Saved data entries:
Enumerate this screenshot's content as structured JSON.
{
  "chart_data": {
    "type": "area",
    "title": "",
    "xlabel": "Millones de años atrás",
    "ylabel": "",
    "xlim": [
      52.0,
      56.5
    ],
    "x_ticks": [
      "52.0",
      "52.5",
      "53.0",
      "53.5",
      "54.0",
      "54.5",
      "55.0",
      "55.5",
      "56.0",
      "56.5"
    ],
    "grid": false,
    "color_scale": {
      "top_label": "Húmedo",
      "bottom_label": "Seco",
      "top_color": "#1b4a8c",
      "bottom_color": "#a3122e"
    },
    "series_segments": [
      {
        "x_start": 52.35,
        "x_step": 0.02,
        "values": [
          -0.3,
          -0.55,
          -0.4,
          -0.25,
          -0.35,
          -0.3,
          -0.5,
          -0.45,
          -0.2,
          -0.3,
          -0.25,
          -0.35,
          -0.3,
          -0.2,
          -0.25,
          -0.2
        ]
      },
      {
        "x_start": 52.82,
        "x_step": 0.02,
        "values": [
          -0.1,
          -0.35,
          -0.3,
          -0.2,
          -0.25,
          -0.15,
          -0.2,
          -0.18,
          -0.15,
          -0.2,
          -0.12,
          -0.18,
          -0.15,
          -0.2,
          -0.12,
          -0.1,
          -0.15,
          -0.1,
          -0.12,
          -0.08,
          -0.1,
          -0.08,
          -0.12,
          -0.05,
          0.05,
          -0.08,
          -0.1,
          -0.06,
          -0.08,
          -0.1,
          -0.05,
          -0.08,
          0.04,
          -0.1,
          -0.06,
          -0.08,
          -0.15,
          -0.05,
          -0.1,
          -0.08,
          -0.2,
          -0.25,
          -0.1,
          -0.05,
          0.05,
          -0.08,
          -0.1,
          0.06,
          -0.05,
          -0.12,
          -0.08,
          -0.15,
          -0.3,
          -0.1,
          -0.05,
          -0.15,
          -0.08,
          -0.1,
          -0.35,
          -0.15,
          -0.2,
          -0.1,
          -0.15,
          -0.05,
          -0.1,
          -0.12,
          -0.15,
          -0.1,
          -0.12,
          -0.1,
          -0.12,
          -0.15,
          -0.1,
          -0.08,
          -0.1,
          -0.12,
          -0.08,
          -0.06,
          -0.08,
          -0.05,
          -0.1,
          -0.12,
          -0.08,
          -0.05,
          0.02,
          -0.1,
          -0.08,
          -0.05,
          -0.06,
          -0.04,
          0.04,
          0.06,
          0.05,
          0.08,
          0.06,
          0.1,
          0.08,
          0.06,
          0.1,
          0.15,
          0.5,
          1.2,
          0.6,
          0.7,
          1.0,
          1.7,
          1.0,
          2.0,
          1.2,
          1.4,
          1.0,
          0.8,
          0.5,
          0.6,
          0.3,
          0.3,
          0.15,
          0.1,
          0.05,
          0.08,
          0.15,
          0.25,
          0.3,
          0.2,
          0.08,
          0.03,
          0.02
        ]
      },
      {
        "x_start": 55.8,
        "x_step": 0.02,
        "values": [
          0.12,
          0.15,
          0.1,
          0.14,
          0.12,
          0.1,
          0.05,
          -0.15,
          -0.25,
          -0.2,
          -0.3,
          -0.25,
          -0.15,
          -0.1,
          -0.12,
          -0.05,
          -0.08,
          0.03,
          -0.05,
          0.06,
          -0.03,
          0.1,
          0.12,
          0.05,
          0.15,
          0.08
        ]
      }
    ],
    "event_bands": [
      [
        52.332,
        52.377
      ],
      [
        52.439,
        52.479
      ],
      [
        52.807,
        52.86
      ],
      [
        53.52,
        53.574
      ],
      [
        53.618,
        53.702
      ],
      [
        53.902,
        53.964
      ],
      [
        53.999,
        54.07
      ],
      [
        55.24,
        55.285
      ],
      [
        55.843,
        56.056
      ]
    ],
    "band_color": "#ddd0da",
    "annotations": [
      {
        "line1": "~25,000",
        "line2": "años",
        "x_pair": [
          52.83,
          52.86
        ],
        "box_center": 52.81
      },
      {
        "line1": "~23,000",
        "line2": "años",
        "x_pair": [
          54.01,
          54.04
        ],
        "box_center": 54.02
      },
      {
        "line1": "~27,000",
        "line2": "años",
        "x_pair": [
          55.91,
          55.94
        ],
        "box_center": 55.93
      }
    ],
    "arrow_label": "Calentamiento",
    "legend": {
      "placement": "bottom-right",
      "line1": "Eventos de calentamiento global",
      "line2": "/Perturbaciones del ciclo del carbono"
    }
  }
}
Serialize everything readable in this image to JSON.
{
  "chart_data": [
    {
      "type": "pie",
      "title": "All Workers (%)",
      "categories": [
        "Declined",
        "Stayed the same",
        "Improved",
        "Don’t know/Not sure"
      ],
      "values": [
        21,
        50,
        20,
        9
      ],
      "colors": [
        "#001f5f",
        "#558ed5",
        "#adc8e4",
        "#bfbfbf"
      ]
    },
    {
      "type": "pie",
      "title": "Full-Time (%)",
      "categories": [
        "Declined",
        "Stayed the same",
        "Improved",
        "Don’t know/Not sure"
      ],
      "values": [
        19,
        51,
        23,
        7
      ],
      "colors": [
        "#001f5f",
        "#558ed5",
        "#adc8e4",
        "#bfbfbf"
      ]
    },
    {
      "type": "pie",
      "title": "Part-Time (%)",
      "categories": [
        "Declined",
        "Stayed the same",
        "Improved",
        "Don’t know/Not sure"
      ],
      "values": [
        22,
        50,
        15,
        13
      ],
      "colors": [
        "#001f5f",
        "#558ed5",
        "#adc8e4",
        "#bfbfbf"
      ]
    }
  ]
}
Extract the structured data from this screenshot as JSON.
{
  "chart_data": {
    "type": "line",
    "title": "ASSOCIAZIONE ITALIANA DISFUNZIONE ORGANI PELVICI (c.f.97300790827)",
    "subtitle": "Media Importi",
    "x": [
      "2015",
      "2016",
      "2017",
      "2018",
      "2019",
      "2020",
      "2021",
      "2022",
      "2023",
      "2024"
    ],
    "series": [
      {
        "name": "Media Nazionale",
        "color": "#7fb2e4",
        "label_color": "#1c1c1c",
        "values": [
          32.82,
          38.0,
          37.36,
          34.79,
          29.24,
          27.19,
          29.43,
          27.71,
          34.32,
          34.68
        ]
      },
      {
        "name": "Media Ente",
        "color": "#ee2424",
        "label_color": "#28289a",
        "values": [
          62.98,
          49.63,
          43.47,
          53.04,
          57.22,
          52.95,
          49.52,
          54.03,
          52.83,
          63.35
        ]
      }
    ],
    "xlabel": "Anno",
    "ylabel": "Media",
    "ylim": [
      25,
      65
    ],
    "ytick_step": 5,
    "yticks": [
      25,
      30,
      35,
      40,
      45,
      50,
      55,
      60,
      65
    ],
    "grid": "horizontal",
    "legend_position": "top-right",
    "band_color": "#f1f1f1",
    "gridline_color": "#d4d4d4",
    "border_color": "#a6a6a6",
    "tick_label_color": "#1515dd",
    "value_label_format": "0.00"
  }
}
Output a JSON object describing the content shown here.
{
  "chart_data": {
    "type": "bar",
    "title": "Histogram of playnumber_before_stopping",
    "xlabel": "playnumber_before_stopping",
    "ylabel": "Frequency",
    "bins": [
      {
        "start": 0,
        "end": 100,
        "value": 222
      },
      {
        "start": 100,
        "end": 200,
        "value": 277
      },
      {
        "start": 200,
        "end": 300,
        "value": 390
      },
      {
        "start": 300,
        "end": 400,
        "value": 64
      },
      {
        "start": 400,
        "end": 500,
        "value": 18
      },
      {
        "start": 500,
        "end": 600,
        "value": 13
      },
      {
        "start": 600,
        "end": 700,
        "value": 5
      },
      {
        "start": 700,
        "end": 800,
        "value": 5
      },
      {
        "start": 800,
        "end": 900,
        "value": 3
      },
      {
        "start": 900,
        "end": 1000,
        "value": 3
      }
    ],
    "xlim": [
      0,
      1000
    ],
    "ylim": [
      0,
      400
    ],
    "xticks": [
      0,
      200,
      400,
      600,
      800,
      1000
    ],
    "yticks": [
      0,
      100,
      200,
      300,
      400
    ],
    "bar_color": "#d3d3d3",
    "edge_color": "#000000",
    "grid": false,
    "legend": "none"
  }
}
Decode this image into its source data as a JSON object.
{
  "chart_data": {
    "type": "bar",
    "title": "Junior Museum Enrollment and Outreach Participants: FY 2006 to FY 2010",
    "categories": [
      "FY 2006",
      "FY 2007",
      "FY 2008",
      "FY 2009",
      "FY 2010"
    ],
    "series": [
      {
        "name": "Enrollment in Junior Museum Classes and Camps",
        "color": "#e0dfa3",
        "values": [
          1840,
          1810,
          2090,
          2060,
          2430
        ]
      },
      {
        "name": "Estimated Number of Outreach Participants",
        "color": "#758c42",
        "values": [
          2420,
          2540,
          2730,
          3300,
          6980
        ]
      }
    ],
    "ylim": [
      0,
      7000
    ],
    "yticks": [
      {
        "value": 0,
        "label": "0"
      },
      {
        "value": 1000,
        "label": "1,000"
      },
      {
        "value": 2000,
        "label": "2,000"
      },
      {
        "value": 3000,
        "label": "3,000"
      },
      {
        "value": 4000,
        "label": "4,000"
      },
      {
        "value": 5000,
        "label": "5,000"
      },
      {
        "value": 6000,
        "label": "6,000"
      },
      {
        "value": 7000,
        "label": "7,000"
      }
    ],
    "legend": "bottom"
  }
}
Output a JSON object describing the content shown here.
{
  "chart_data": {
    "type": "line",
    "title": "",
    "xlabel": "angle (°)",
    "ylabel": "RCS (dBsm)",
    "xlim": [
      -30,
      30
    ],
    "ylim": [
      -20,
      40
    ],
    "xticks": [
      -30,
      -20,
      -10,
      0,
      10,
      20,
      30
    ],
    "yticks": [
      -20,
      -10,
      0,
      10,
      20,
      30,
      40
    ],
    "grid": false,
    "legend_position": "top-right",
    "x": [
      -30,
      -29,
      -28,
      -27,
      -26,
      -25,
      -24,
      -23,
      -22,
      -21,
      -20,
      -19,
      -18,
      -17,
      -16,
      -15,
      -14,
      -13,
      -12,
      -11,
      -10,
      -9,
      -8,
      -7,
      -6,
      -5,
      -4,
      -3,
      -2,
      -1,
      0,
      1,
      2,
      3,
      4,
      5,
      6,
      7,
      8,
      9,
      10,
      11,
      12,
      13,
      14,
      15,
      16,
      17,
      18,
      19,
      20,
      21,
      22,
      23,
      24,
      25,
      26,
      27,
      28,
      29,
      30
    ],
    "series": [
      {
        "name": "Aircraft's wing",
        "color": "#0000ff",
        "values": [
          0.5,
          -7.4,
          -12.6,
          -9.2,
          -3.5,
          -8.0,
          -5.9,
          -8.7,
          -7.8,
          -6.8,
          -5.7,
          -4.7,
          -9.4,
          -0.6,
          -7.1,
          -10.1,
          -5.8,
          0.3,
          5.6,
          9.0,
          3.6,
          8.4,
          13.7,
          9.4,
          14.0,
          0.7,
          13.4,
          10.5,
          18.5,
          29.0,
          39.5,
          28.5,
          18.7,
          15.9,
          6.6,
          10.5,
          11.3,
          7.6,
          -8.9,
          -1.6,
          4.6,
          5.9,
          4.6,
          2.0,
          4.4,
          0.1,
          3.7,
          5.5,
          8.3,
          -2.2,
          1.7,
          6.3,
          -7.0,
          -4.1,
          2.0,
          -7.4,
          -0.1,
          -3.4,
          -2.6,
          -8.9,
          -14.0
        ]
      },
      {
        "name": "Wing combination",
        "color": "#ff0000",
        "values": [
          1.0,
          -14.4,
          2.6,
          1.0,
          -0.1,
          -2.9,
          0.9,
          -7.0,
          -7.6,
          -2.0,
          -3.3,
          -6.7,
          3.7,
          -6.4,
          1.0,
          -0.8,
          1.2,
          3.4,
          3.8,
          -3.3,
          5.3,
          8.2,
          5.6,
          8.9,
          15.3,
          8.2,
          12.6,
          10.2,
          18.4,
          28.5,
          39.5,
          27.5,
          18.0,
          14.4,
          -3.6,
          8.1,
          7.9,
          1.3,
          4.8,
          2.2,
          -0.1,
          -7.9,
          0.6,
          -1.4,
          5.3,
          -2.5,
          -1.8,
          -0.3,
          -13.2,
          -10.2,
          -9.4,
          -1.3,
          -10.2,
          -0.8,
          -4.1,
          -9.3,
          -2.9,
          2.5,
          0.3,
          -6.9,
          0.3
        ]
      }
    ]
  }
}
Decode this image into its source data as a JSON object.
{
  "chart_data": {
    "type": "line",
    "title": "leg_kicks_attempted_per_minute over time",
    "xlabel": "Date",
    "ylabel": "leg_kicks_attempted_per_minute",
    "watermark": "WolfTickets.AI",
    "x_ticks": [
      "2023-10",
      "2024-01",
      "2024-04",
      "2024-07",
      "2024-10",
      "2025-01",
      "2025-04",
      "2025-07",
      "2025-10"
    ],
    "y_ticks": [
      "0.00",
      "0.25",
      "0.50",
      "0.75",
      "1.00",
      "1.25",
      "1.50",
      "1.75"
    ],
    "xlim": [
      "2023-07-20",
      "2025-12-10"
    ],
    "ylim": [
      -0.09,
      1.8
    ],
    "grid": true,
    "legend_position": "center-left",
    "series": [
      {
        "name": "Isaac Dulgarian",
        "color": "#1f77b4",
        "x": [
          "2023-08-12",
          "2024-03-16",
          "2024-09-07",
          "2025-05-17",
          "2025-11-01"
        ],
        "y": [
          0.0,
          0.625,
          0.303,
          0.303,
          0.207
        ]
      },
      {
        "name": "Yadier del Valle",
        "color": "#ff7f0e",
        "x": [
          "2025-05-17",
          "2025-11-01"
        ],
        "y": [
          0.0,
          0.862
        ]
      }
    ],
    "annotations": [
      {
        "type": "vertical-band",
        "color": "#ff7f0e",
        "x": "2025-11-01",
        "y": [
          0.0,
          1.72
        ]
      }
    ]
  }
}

__The exercise__: Gather, from the listing above, every line carrying the word "this".

__Exercise response__:
Enumerate this screenshot's content as structured JSON.
Serialize everything readable in this image to JSON.
Extract the structured data from this screenshot as JSON.
Decode this image into its source data as a JSON object.
Decode this image into its source data as a JSON object.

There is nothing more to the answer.